STATED TASK => Extract the lines of the source data from the very beginning through the line containing "- add-filter-button[interactable]: +", both ends included, and reproduce them exactly.

Source data:

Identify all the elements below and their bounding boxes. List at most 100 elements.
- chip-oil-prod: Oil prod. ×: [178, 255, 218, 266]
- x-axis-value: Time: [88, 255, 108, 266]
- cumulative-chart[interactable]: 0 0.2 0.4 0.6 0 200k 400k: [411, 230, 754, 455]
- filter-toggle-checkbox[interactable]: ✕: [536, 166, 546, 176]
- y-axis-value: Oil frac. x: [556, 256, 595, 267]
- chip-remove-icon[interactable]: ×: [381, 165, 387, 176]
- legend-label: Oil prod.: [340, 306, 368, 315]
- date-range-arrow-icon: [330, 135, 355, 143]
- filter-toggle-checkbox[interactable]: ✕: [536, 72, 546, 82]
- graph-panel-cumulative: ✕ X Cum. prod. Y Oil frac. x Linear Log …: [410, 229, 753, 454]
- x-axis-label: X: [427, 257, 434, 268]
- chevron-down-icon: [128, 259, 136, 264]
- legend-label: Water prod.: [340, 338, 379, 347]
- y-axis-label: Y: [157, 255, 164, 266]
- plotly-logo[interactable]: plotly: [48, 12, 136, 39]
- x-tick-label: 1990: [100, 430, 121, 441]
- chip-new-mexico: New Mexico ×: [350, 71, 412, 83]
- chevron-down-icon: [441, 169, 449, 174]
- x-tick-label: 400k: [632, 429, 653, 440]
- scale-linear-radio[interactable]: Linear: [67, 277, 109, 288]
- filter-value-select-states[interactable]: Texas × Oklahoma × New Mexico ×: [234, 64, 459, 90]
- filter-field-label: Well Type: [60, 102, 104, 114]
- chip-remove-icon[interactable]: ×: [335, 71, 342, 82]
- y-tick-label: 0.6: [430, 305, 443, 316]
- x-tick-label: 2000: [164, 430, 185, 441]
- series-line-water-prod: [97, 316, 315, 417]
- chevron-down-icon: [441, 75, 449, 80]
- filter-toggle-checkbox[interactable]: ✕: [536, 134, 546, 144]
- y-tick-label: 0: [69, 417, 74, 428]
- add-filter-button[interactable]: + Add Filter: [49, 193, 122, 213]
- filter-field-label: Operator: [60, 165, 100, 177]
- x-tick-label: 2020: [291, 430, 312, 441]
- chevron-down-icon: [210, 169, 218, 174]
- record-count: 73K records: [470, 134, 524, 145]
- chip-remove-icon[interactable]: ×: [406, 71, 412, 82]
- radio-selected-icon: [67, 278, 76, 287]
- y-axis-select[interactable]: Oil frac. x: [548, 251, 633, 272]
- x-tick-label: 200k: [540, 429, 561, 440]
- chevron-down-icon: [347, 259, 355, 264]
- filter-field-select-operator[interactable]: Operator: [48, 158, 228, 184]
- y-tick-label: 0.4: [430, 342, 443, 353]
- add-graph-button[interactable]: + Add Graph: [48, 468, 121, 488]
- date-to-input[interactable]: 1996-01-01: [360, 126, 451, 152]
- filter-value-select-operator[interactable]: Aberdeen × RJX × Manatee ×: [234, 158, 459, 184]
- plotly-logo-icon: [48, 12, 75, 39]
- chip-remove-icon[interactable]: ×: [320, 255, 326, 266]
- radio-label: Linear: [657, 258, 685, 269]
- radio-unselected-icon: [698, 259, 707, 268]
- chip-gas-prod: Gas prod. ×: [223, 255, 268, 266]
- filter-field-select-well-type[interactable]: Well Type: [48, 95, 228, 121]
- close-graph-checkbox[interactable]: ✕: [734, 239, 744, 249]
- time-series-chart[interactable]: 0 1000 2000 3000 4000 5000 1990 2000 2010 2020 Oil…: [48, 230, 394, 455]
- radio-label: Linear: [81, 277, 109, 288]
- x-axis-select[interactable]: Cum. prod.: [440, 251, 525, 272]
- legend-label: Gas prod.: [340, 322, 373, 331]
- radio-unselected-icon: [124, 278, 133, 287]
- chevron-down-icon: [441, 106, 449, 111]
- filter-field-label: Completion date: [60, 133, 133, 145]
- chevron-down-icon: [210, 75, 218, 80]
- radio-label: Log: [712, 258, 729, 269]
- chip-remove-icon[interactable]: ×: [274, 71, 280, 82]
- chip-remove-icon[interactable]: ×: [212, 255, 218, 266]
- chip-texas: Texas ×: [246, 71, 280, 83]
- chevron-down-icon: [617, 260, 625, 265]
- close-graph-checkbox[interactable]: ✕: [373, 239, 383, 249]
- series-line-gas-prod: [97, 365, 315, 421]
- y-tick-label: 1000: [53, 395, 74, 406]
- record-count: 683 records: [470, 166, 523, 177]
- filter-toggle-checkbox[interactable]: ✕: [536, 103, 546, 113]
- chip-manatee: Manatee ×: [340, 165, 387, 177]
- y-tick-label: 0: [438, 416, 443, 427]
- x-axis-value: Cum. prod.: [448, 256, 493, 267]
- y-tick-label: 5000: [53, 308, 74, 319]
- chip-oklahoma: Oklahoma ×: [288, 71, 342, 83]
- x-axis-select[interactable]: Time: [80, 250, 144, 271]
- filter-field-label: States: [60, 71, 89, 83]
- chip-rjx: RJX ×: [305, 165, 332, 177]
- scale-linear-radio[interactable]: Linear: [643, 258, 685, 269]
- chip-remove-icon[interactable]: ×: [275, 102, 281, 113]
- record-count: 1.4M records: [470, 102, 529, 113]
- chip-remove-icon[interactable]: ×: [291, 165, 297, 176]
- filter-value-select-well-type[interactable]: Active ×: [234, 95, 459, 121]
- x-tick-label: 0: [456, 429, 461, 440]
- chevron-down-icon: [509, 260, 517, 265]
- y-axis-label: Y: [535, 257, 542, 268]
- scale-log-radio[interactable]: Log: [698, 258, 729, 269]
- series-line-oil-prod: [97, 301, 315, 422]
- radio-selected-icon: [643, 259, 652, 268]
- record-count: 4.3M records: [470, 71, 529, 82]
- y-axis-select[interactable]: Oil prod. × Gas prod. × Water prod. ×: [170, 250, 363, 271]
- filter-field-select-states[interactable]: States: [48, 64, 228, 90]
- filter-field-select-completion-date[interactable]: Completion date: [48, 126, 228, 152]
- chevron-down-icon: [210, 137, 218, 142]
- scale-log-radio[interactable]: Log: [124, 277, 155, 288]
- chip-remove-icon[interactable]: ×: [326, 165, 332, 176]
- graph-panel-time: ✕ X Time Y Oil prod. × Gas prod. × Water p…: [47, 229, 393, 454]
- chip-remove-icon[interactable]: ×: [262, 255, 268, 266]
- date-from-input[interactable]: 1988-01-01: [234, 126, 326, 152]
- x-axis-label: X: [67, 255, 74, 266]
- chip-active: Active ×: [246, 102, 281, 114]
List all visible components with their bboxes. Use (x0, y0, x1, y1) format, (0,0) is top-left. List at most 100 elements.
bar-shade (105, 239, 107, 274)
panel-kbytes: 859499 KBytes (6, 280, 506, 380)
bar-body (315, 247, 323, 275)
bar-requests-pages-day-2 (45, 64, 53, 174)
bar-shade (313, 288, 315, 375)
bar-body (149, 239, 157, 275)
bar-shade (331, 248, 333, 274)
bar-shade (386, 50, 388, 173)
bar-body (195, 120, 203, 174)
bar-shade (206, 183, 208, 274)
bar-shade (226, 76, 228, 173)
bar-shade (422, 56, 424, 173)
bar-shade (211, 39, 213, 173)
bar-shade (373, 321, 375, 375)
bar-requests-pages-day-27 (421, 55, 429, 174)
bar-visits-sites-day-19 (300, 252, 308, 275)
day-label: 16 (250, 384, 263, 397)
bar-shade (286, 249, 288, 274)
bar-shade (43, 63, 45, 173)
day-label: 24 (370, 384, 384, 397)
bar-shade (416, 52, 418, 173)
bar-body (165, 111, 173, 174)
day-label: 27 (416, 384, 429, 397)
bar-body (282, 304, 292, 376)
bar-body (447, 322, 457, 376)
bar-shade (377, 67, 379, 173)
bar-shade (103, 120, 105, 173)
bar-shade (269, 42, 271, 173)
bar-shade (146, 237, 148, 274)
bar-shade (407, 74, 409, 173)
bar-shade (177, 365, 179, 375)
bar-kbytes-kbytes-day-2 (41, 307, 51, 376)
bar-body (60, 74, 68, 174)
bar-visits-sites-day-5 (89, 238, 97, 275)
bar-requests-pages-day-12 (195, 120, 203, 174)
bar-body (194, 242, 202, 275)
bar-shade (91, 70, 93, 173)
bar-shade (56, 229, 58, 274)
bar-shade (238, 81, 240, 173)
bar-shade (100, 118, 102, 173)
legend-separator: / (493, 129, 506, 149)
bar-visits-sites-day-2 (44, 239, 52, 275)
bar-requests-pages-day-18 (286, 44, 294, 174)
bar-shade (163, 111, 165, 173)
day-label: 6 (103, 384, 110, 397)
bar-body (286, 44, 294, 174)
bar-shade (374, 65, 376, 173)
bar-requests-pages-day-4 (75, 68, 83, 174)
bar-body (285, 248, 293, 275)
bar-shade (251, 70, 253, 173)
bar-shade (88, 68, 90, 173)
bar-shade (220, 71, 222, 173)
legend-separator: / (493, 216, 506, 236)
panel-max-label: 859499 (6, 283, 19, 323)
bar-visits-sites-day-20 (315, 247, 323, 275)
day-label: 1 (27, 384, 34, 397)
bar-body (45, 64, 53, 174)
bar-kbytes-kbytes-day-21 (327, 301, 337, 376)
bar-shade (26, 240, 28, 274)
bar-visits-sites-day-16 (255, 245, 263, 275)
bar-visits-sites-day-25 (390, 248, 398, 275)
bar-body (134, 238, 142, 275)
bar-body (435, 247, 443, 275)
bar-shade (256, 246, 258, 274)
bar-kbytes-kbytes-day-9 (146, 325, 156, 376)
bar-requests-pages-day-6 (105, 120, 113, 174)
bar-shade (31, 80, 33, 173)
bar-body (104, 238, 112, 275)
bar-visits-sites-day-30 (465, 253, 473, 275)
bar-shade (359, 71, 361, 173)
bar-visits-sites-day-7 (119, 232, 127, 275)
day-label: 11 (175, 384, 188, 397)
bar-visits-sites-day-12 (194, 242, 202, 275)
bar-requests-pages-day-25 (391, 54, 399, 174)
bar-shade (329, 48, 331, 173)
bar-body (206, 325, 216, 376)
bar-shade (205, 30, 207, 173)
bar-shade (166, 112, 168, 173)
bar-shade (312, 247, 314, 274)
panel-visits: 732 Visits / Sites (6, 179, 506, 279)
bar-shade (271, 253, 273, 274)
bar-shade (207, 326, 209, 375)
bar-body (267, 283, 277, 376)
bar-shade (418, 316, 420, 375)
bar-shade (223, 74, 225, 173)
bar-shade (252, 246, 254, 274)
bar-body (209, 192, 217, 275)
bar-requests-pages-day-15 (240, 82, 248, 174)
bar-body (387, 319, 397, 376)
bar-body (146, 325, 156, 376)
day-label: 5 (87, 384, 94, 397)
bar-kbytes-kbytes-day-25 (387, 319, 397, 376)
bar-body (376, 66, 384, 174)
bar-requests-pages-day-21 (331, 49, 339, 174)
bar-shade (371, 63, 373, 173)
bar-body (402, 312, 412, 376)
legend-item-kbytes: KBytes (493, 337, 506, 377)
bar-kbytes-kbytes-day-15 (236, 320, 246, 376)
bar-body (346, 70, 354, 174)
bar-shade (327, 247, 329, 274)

FINAL RESULT =>
Identify all the elements below and their bounding boxes. List at most 100 elements.
- chip-oil-prod: Oil prod. ×: [178, 255, 218, 266]
- x-axis-value: Time: [88, 255, 108, 266]
- cumulative-chart[interactable]: 0 0.2 0.4 0.6 0 200k 400k: [411, 230, 754, 455]
- filter-toggle-checkbox[interactable]: ✕: [536, 166, 546, 176]
- y-axis-value: Oil frac. x: [556, 256, 595, 267]
- chip-remove-icon[interactable]: ×: [381, 165, 387, 176]
- legend-label: Oil prod.: [340, 306, 368, 315]
- date-range-arrow-icon: [330, 135, 355, 143]
- filter-toggle-checkbox[interactable]: ✕: [536, 72, 546, 82]
- graph-panel-cumulative: ✕ X Cum. prod. Y Oil frac. x Linear Log …: [410, 229, 753, 454]
- x-axis-label: X: [427, 257, 434, 268]
- chevron-down-icon: [128, 259, 136, 264]
- legend-label: Water prod.: [340, 338, 379, 347]
- y-axis-label: Y: [157, 255, 164, 266]
- plotly-logo[interactable]: plotly: [48, 12, 136, 39]
- x-tick-label: 1990: [100, 430, 121, 441]
- chip-new-mexico: New Mexico ×: [350, 71, 412, 83]
- chevron-down-icon: [441, 169, 449, 174]
- x-tick-label: 400k: [632, 429, 653, 440]
- scale-linear-radio[interactable]: Linear: [67, 277, 109, 288]
- filter-value-select-states[interactable]: Texas × Oklahoma × New Mexico ×: [234, 64, 459, 90]
- filter-field-label: Well Type: [60, 102, 104, 114]
- chip-remove-icon[interactable]: ×: [335, 71, 342, 82]
- y-tick-label: 0.6: [430, 305, 443, 316]
- x-tick-label: 2000: [164, 430, 185, 441]
- series-line-water-prod: [97, 316, 315, 417]
- chevron-down-icon: [441, 75, 449, 80]
- filter-toggle-checkbox[interactable]: ✕: [536, 134, 546, 144]
- y-tick-label: 0: [69, 417, 74, 428]
- add-filter-button[interactable]: + Add Filter: [49, 193, 122, 213]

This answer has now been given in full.